___ ITEMS
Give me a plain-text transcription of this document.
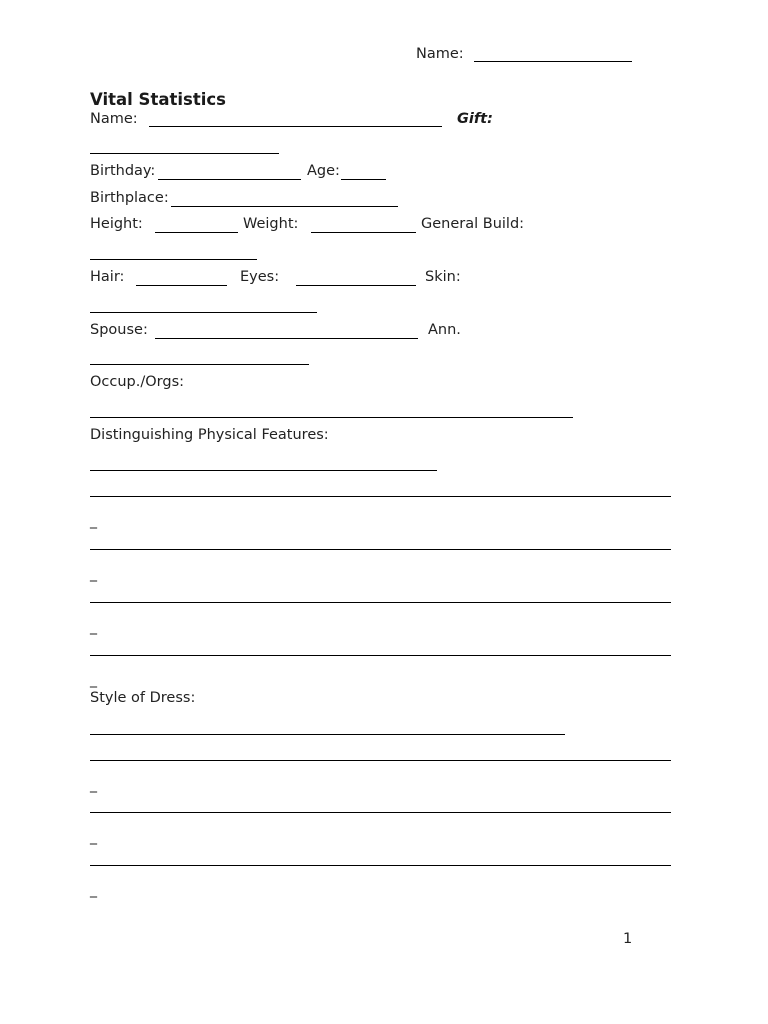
Name:
Vital Statistics
Name:	Gift:
Birthday:	Age:
Birthplace:
Height:	Weight:	General Build:
Hair:	Eyes:	Skin:
Spouse:	Ann.
Occup./Orgs:
Distinguishing Physical Features:
_
_
_
_
Style of Dress:
_
_
_
1
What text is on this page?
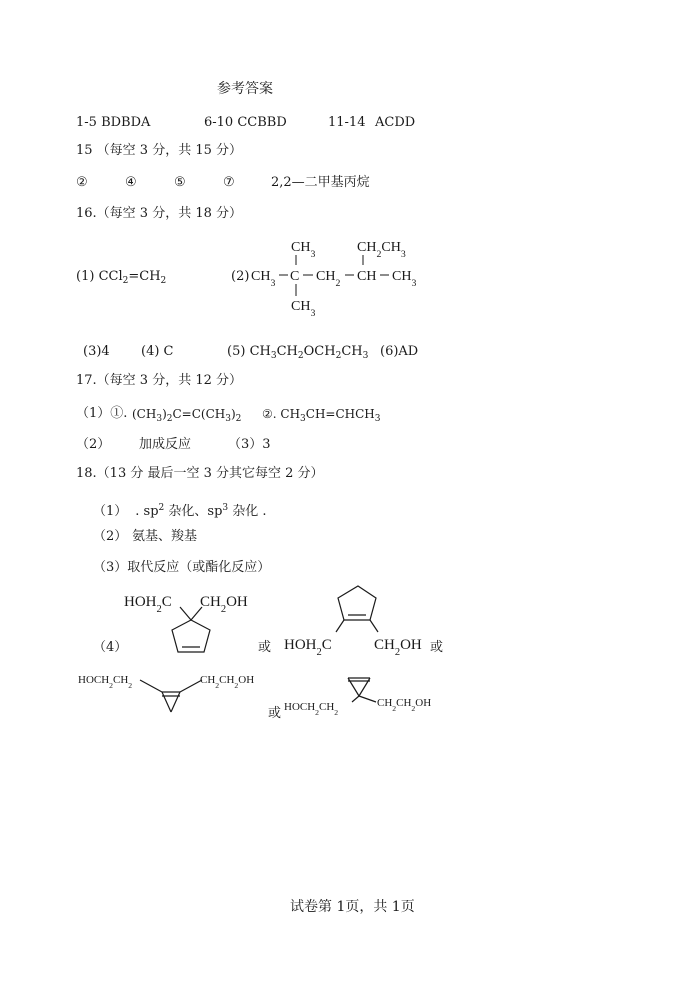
参考答案
1-5 BDBDA	6-10 CCBBD	11-14 ACDD
15 （每空 3 分，共 15 分）
②	④	⑤	⑦	2,2—二甲基丙烷
16.（每空 3 分，共 18 分）
(1) $CCl_2=CH_2$	(2)
$CH_3$	$CH_2CH_3$
$CH_3$ C $CH_2$ CH $CH_3$
$CH_3$
(3)4 (4) C	(5) $CH_3CH_2OCH_2CH_3$ (6)AD
17.（每空 3 分，共 12 分）
（1）①. $(CH_3)_2C=C(CH_3)_2$ ②. $CH_3CH=CHCH_3$
（2） 加成反应	（3）3
18.（13 分 最后一空 3 分其它每空 2 分）
（1） . $sp^2$ 杂化、$sp^3$ 杂化 .
（2） 氨基、羧基
（3）取代反应（或酯化反应）
$HOH_2C$ $CH_2OH$
（4）	或 $HOH_2C$	$CH_2OH$ 或
$HOCH_2CH_2$	$CH_2CH_2OH$
或 $HOCH_2CH_2$
$CH_2CH_2OH$
试卷第 1页，共 1页
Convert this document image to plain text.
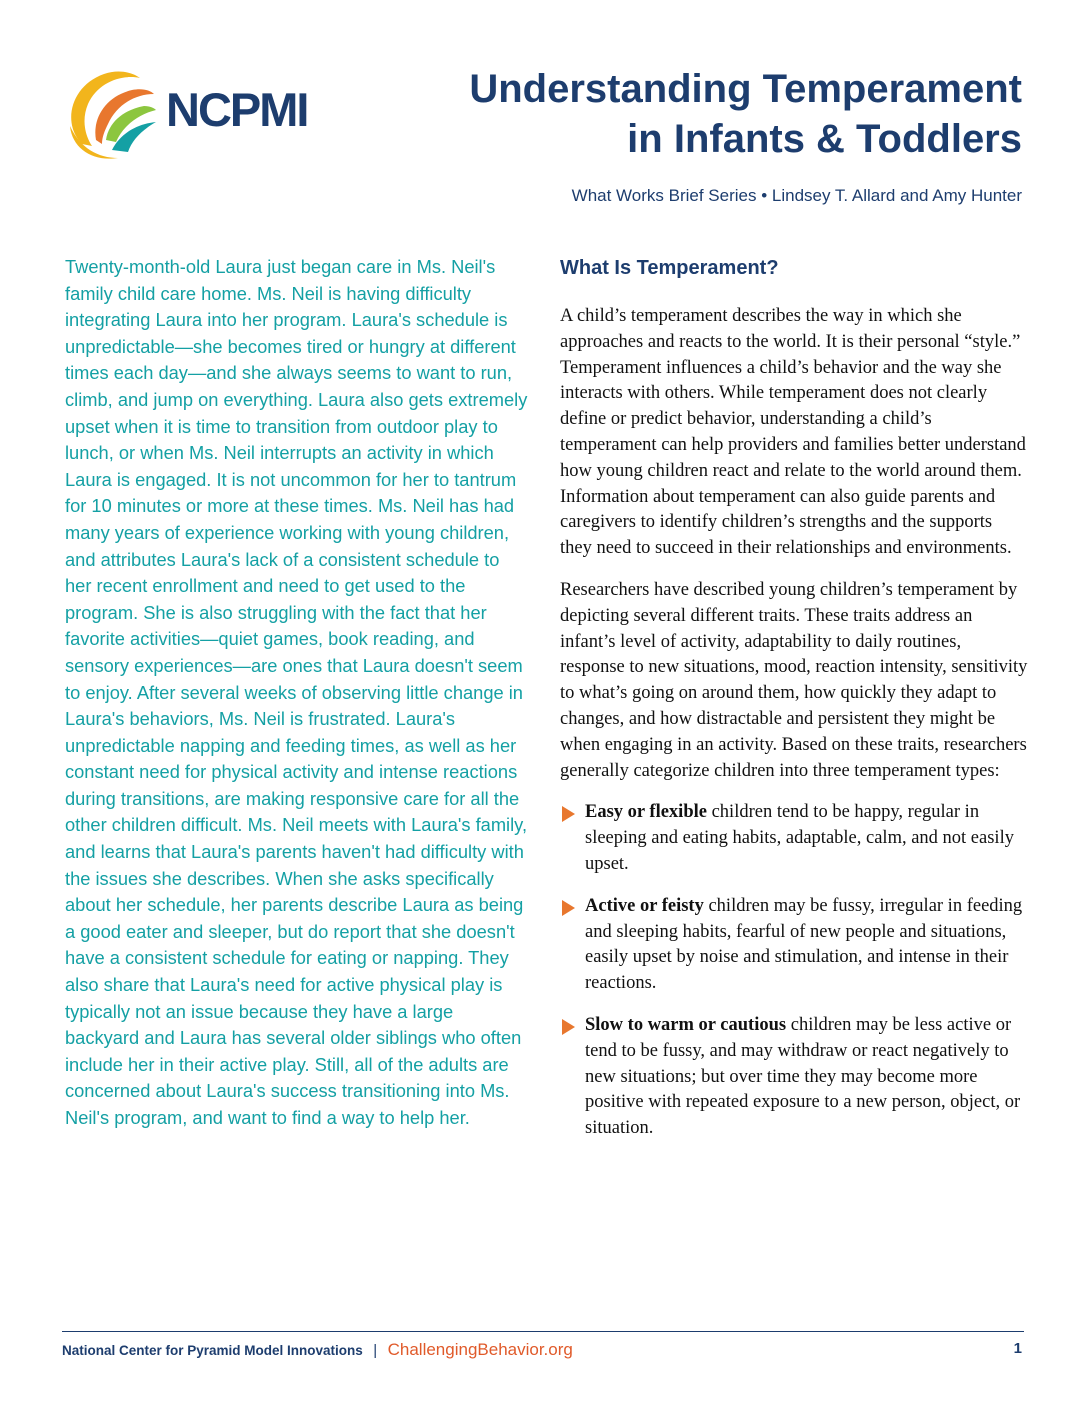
NCPMI	Understanding Temperament
in Infants & Toddlers
What Works Brief Series • Lindsey T. Allard and Amy Hunter

Twenty-month-old Laura just began care in Ms. Neil's family child care home. Ms. Neil is having difficulty integrating Laura into her program. Laura's schedule is unpredictable—she becomes tired or hungry at different times each day—and she always seems to want to run, climb, and jump on everything. Laura also gets extremely upset when it is time to transition from outdoor play to lunch, or when Ms. Neil interrupts an activity in which Laura is engaged. It is not uncommon for her to tantrum for 10 minutes or more at these times. Ms. Neil has had many years of experience working with young children, and attributes Laura's lack of a consistent schedule to her recent enrollment and need to get used to the program. She is also struggling with the fact that her favorite activities—quiet games, book reading, and sensory experiences—are ones that Laura doesn't seem to enjoy. After several weeks of observing little change in Laura's behaviors, Ms. Neil is frustrated. Laura's unpredictable napping and feeding times, as well as her constant need for physical activity and intense reactions during transitions, are making responsive care for all the other children difficult. Ms. Neil meets with Laura's family, and learns that Laura's parents haven't had difficulty with the issues she describes. When she asks specifically about her schedule, her parents describe Laura as being a good eater and sleeper, but do report that she doesn't have a consistent schedule for eating or napping. They also share that Laura's need for active physical play is typically not an issue because they have a large backyard and Laura has several older siblings who often include her in their active play. Still, all of the adults are concerned about Laura's success transitioning into Ms. Neil's program, and want to find a way to help her.

What Is Temperament?

A child’s temperament describes the way in which she approaches and reacts to the world. It is their personal “style.” Temperament influences a child’s behavior and the way she interacts with others. While temperament does not clearly define or predict behavior, understanding a child’s temperament can help providers and families better understand how young children react and relate to the world around them. Information about temperament can also guide parents and caregivers to identify children’s strengths and the supports they need to succeed in their relationships and environments.

Researchers have described young children’s temperament by depicting several different traits. These traits address an infant’s level of activity, adaptability to daily routines, response to new situations, mood, reaction intensity, sensitivity to what’s going on around them, how quickly they adapt to changes, and how distractable and persistent they might be when engaging in an activity. Based on these traits, researchers generally categorize children into three temperament types:

Easy or flexible children tend to be happy, regular in sleeping and eating habits, adaptable, calm, and not easily upset.
Active or feisty children may be fussy, irregular in feeding and sleeping habits, fearful of new people and situations, easily upset by noise and stimulation, and intense in their reactions.
Slow to warm or cautious children may be less active or tend to be fussy, and may withdraw or react negatively to new situations; but over time they may become more positive with repeated exposure to a new person, object, or situation.
National Center for Pyramid Model Innovations | ChallengingBehavior.org	1
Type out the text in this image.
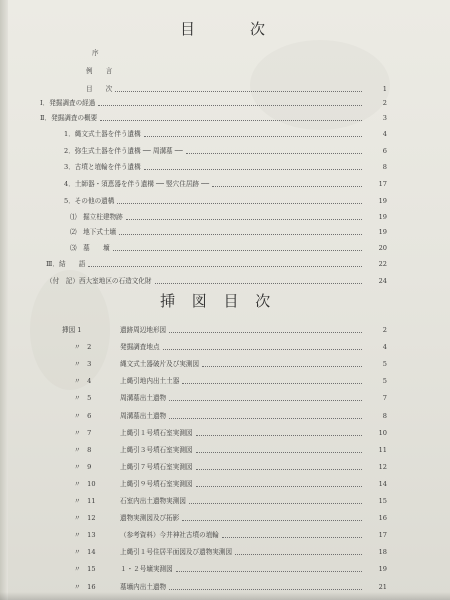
目　次
序
例　　言
目　　次	1
Ⅰ．発掘調査の経過	2
Ⅱ．発掘調査の概要	3
1．縄文式土器を伴う遺構	4
2．弥生式土器を伴う遺構 ── 周溝墓 ──	6
3．古墳と埴輪を伴う遺構	8
4．土師器・須恵器を伴う遺構 ── 竪穴住居跡 ──	17
5．その他の遺構	19
⑴　掘立柱建物跡	19
⑵　地下式土壙	19
⑶　墓　　壙	20
Ⅲ．結　　語	22
（付　記）西大室地区の石造文化財	24
挿 図 目 次
挿図 1	遺跡周辺地形図	2
〃　2	発掘調査地点	4
〃　3	縄文式土器破片及び実測図	5
〃　4	上縄引地内出土土器	5
〃　5	周溝墓出土遺物	7
〃　6	周溝墓出土遺物	8
〃　7	上縄引１号墳石室実測図	10
〃　8	上縄引３号墳石室実測図	11
〃　9	上縄引７号墳石室実測図	12
〃　10	上縄引９号墳石室実測図	14
〃　11	石室内出土遺物実測図	15
〃　12	遺物実測図及び拓影	16
〃　13	（参考資料）今井神社古墳の埴輪	17
〃　14	上縄引１号住居平面図及び遺物実測図	18
〃　15	１・２号壙実測図	19
〃　16	墓壙内出土遺物	21
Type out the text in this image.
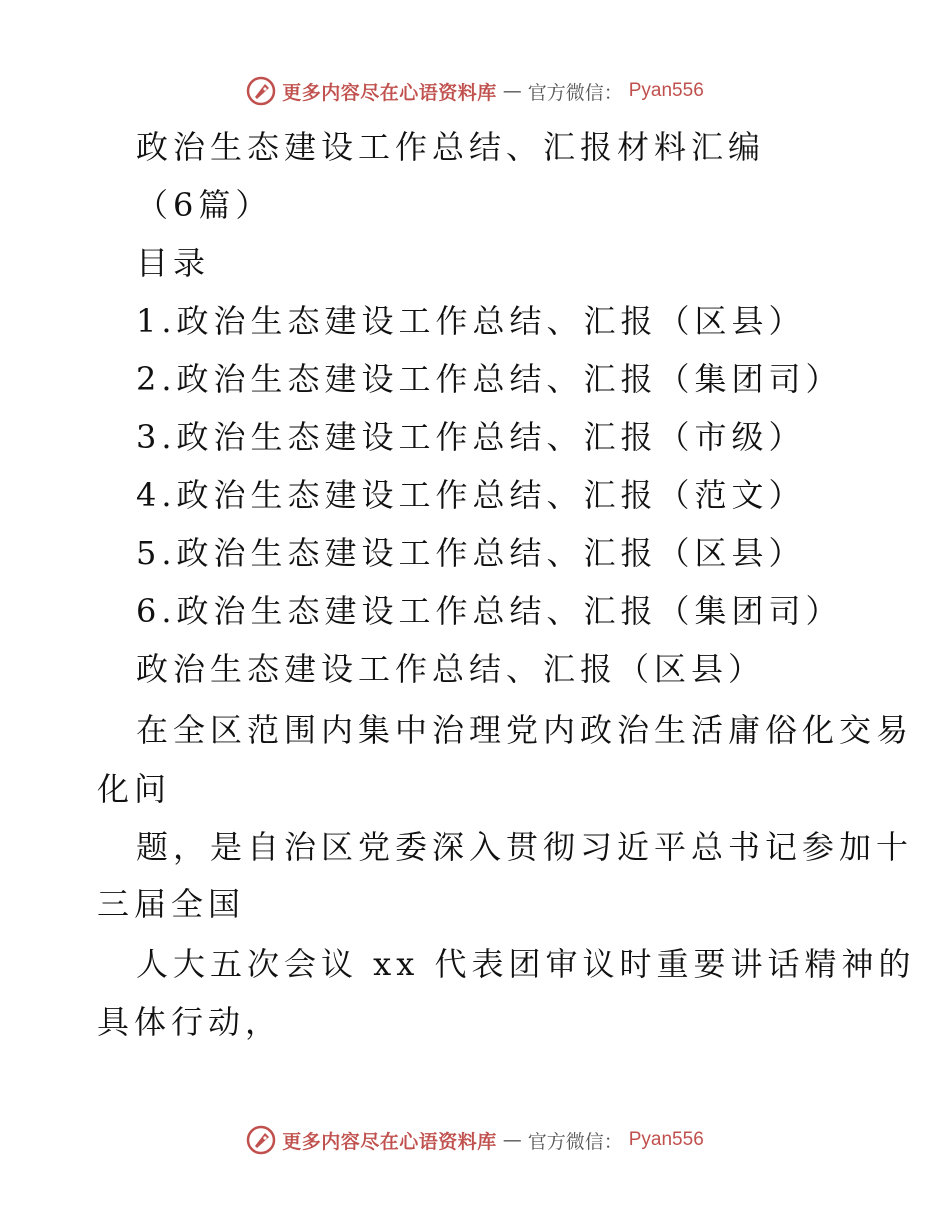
更多内容尽在心语资料库 — 官方微信： Pyan556
政治生态建设工作总结、汇报材料汇编
（6篇）
目录
1.政治生态建设工作总结、汇报（区县）
2.政治生态建设工作总结、汇报（集团司）
3.政治生态建设工作总结、汇报（市级）
4.政治生态建设工作总结、汇报（范文）
5.政治生态建设工作总结、汇报（区县）
6.政治生态建设工作总结、汇报（集团司）
政治生态建设工作总结、汇报（区县）
在全区范围内集中治理党内政治生活庸俗化交易
化问
题，是自治区党委深入贯彻习近平总书记参加十
三届全国
人大五次会议 xx 代表团审议时重要讲话精神的
具体行动，
更多内容尽在心语资料库 — 官方微信： Pyan556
______
**WRITTEN INSTRUCTION**
Count how many lines of the data include the word "sleeping". Your reply should be that number alone.

**EXERCISE SOLUTION**
2